*** INPUT ***

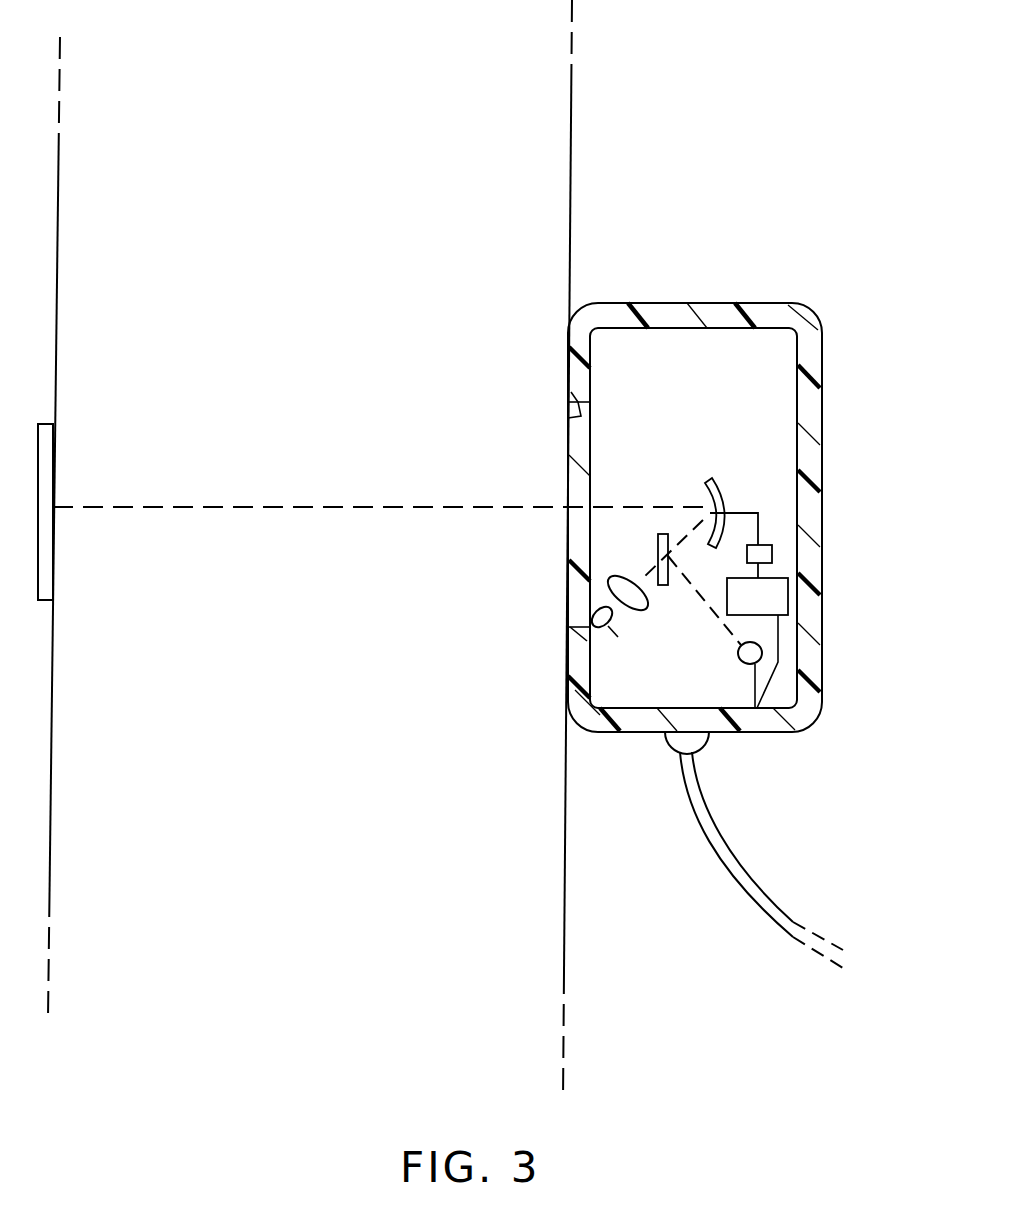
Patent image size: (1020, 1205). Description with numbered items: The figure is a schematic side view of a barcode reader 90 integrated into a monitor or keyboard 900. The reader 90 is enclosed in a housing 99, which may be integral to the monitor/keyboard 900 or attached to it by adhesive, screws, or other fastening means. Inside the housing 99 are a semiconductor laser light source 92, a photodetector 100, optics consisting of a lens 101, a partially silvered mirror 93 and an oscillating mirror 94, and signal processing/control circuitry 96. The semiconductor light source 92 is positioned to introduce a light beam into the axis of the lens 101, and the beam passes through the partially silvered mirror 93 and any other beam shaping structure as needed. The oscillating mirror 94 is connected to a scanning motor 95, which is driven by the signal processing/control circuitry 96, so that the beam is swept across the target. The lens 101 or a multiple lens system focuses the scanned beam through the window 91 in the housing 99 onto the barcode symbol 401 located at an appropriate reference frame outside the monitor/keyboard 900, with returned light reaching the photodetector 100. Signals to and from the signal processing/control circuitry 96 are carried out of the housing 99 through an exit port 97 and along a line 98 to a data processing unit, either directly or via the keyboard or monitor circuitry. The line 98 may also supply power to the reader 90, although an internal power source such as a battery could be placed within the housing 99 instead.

The reader 90 is at (745, 466).
The window 91 is at (568, 418).
The semiconductor laser light source 92 is at (618, 637).
The partially silvered mirror 93 is at (657, 544).
The oscillating mirror 94 is at (711, 478).
The scanning motor 95 is at (773, 553).
The signal processing/control circuitry 96 is at (788, 596).
The exit port 97 is at (706, 742).
The line 98 is at (755, 886).
The housing 99 is at (823, 407).
The photodetector 100 is at (762, 652).
The lens 101 is at (612, 590).
The barcode symbol 401 is at (55, 457).
The monitor or keyboard 900 is at (571, 143).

***

WHAT THIS TASK INVOLVES: Reproduce all of the material above without any changes, but leave out the picture.

ANSWER TO THE TASK:
Patent image size: (1020, 1205). Description with numbered items: The figure is a schematic side view of a barcode reader 90 integrated into a monitor or keyboard 900. The reader 90 is enclosed in a housing 99, which may be integral to the monitor/keyboard 900 or attached to it by adhesive, screws, or other fastening means. Inside the housing 99 are a semiconductor laser light source 92, a photodetector 100, optics consisting of a lens 101, a partially silvered mirror 93 and an oscillating mirror 94, and signal processing/control circuitry 96. The semiconductor light source 92 is positioned to introduce a light beam into the axis of the lens 101, and the beam passes through the partially silvered mirror 93 and any other beam shaping structure as needed. The oscillating mirror 94 is connected to a scanning motor 95, which is driven by the signal processing/control circuitry 96, so that the beam is swept across the target. The lens 101 or a multiple lens system focuses the scanned beam through the window 91 in the housing 99 onto the barcode symbol 401 located at an appropriate reference frame outside the monitor/keyboard 900, with returned light reaching the photodetector 100. Signals to and from the signal processing/control circuitry 96 are carried out of the housing 99 through an exit port 97 and along a line 98 to a data processing unit, either directly or via the keyboard or monitor circuitry. The line 98 may also supply power to the reader 90, although an internal power source such as a battery could be placed within the housing 99 instead.

The reader 90 is at (745, 466).
The window 91 is at (568, 418).
The semiconductor laser light source 92 is at (618, 637).
The partially silvered mirror 93 is at (657, 544).
The oscillating mirror 94 is at (711, 478).
The scanning motor 95 is at (773, 553).
The signal processing/control circuitry 96 is at (788, 596).
The exit port 97 is at (706, 742).
The line 98 is at (755, 886).
The housing 99 is at (823, 407).
The photodetector 100 is at (762, 652).
The lens 101 is at (612, 590).
The barcode symbol 401 is at (55, 457).
The monitor or keyboard 900 is at (571, 143).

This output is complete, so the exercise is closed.